• [Task to complete]: Leave out the pictures and copy everything else below exactly.

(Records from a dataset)
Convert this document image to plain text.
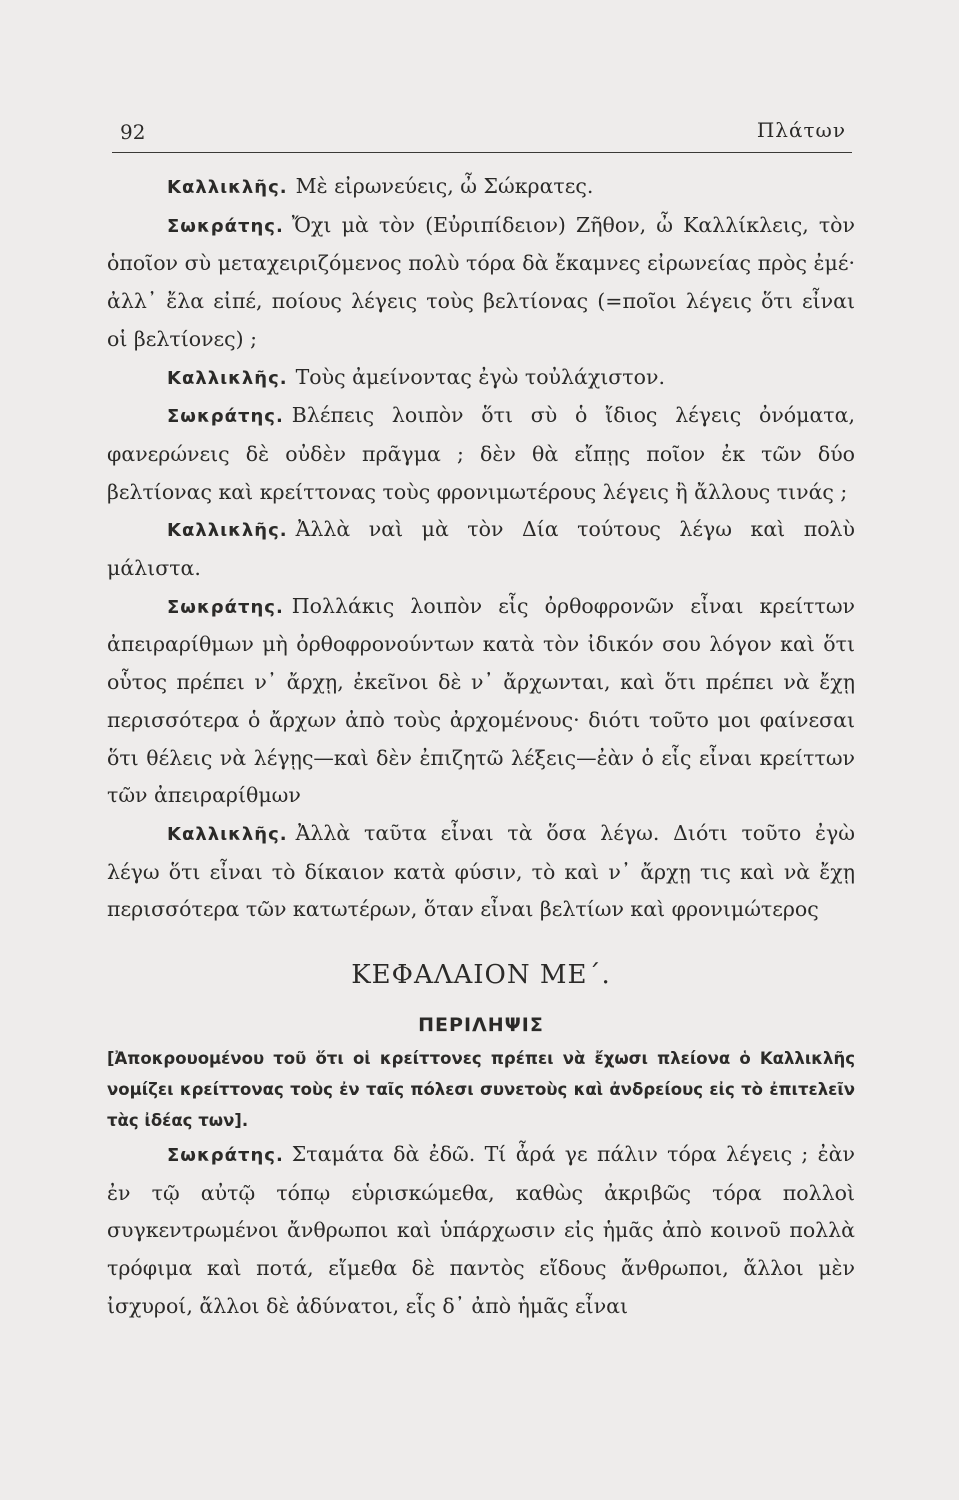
92	Πλάτων

Καλλικλῆς. Μὲ εἰρωνεύεις, ὦ Σώκρατες.

Σωκράτης. Ὄχι μὰ τὸν (Εὐριπίδειον) Ζῆθον, ὦ Καλλίκλεις, τὸν ὁποῖον σὺ μεταχειριζόμενος πολὺ τόρα δὰ ἔκαμνες εἰρωνείας πρὸς ἐμέ· ἀλλ᾽ ἔλα εἰπέ, ποίους λέγεις τοὺς βελτίονας (=ποῖοι λέγεις ὅτι εἶναι οἱ βελτίονες) ;

Καλλικλῆς. Τοὺς ἀμείνοντας ἐγὼ τοὐλάχιστον.

Σωκράτης. Βλέπεις λοιπὸν ὅτι σὺ ὁ ἴδιος λέγεις ὀνόματα, φανερώνεις δὲ οὐδὲν πρᾶγμα ; δὲν θὰ εἴπῃς ποῖον ἐκ τῶν δύο βελτίονας καὶ κρείττονας τοὺς φρονιμωτέρους λέγεις ἢ ἄλλους τινάς ;

Καλλικλῆς. Ἀλλὰ ναὶ μὰ τὸν Δία τούτους λέγω καὶ πολὺ μάλιστα.

Σωκράτης. Πολλάκις λοιπὸν εἷς ὀρθοφρονῶν εἶναι κρείττων ἀπειραρίθμων μὴ ὀρθοφρονούντων κατὰ τὸν ἰδικόν σου λόγον καὶ ὅτι οὗτος πρέπει ν᾽ ἄρχῃ, ἐκεῖνοι δὲ ν᾽ ἄρχωνται, καὶ ὅτι πρέπει νὰ ἔχῃ περισσότερα ὁ ἄρχων ἀπὸ τοὺς ἀρχομένους· διότι τοῦτο μοι φαίνεσαι ὅτι θέλεις νὰ λέγῃς—καὶ δὲν ἐπιζητῶ λέξεις—ἐὰν ὁ εἷς εἶναι κρείττων τῶν ἀπειραρίθμων

Καλλικλῆς. Ἀλλὰ ταῦτα εἶναι τὰ ὅσα λέγω. Διότι τοῦτο ἐγὼ λέγω ὅτι εἶναι τὸ δίκαιον κατὰ φύσιν, τὸ καὶ ν᾽ ἄρχῃ τις καὶ νὰ ἔχῃ περισσότερα τῶν κατωτέρων, ὅταν εἶναι βελτίων καὶ φρονιμώτερος

ΚΕΦΑΛΑΙΟΝ ΜΕ΄.
ΠΕΡΙΛΗΨΙΣ

[Ἀποκρουομένου τοῦ ὅτι οἱ κρείττονες πρέπει νὰ ἔχωσι πλείονα ὁ Καλλικλῆς νομίζει κρείττονας τοὺς ἐν ταῖς πόλεσι συνετοὺς καὶ ἀνδρείους εἰς τὸ ἐπιτελεῖν τὰς ἰδέας των].

Σωκράτης. Σταμάτα δὰ ἐδῶ. Τί ἆρά γε πάλιν τόρα λέγεις ; ἐὰν ἐν τῷ αὐτῷ τόπῳ εὑρισκώμεθα, καθὼς ἀκριβῶς τόρα πολλοὶ συγκεντρωμένοι ἄνθρωποι καὶ ὑπάρχωσιν εἰς ἡμᾶς ἀπὸ κοινοῦ πολλὰ τρόφιμα καὶ ποτά, εἴμεθα δὲ παντὸς εἴδους ἄνθρωποι, ἄλλοι μὲν ἰσχυροί, ἄλλοι δὲ ἀδύνατοι, εἷς δ᾽ ἀπὸ ἡμᾶς εἶναι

• [Right answer]:
Convert this document image to plain text.
92	Πλάτων

Καλλικλῆς. Μὲ εἰρωνεύεις, ὦ Σώκρατες.

Σωκράτης. Ὄχι μὰ τὸν (Εὐριπίδειον) Ζῆθον, ὦ Καλλίκλεις, τὸν ὁποῖον σὺ μεταχειριζόμενος πολὺ τόρα δὰ ἔκαμνες εἰρωνείας πρὸς ἐμέ· ἀλλ᾽ ἔλα εἰπέ, ποίους λέγεις τοὺς βελτίονας (=ποῖοι λέγεις ὅτι εἶναι οἱ βελτίονες) ;

Καλλικλῆς. Τοὺς ἀμείνοντας ἐγὼ τοὐλάχιστον.

Σωκράτης. Βλέπεις λοιπὸν ὅτι σὺ ὁ ἴδιος λέγεις ὀνόματα, φανερώνεις δὲ οὐδὲν πρᾶγμα ; δὲν θὰ εἴπῃς ποῖον ἐκ τῶν δύο βελτίονας καὶ κρείττονας τοὺς φρονιμωτέρους λέγεις ἢ ἄλλους τινάς ;

Καλλικλῆς. Ἀλλὰ ναὶ μὰ τὸν Δία τούτους λέγω καὶ πολὺ μάλιστα.

Σωκράτης. Πολλάκις λοιπὸν εἷς ὀρθοφρονῶν εἶναι κρείττων ἀπειραρίθμων μὴ ὀρθοφρονούντων κατὰ τὸν ἰδικόν σου λόγον καὶ ὅτι οὗτος πρέπει ν᾽ ἄρχῃ, ἐκεῖνοι δὲ ν᾽ ἄρχωνται, καὶ ὅτι πρέπει νὰ ἔχῃ περισσότερα ὁ ἄρχων ἀπὸ τοὺς ἀρχομένους· διότι τοῦτο μοι φαίνεσαι ὅτι θέλεις νὰ λέγῃς—καὶ δὲν ἐπιζητῶ λέξεις—ἐὰν ὁ εἷς εἶναι κρείττων τῶν ἀπειραρίθμων

Καλλικλῆς. Ἀλλὰ ταῦτα εἶναι τὰ ὅσα λέγω. Διότι τοῦτο ἐγὼ λέγω ὅτι εἶναι τὸ δίκαιον κατὰ φύσιν, τὸ καὶ ν᾽ ἄρχῃ τις καὶ νὰ ἔχῃ περισσότερα τῶν κατωτέρων, ὅταν εἶναι βελτίων καὶ φρονιμώτερος

ΚΕΦΑΛΑΙΟΝ ΜΕ΄.
ΠΕΡΙΛΗΨΙΣ

[Ἀποκρουομένου τοῦ ὅτι οἱ κρείττονες πρέπει νὰ ἔχωσι πλείονα ὁ Καλλικλῆς νομίζει κρείττονας τοὺς ἐν ταῖς πόλεσι συνετοὺς καὶ ἀνδρείους εἰς τὸ ἐπιτελεῖν τὰς ἰδέας των].

Σωκράτης. Σταμάτα δὰ ἐδῶ. Τί ἆρά γε πάλιν τόρα λέγεις ; ἐὰν ἐν τῷ αὐτῷ τόπῳ εὑρισκώμεθα, καθὼς ἀκριβῶς τόρα πολλοὶ συγκεντρωμένοι ἄνθρωποι καὶ ὑπάρχωσιν εἰς ἡμᾶς ἀπὸ κοινοῦ πολλὰ τρόφιμα καὶ ποτά, εἴμεθα δὲ παντὸς εἴδους ἄνθρωποι, ἄλλοι μὲν ἰσχυροί, ἄλλοι δὲ ἀδύνατοι, εἷς δ᾽ ἀπὸ ἡμᾶς εἶναι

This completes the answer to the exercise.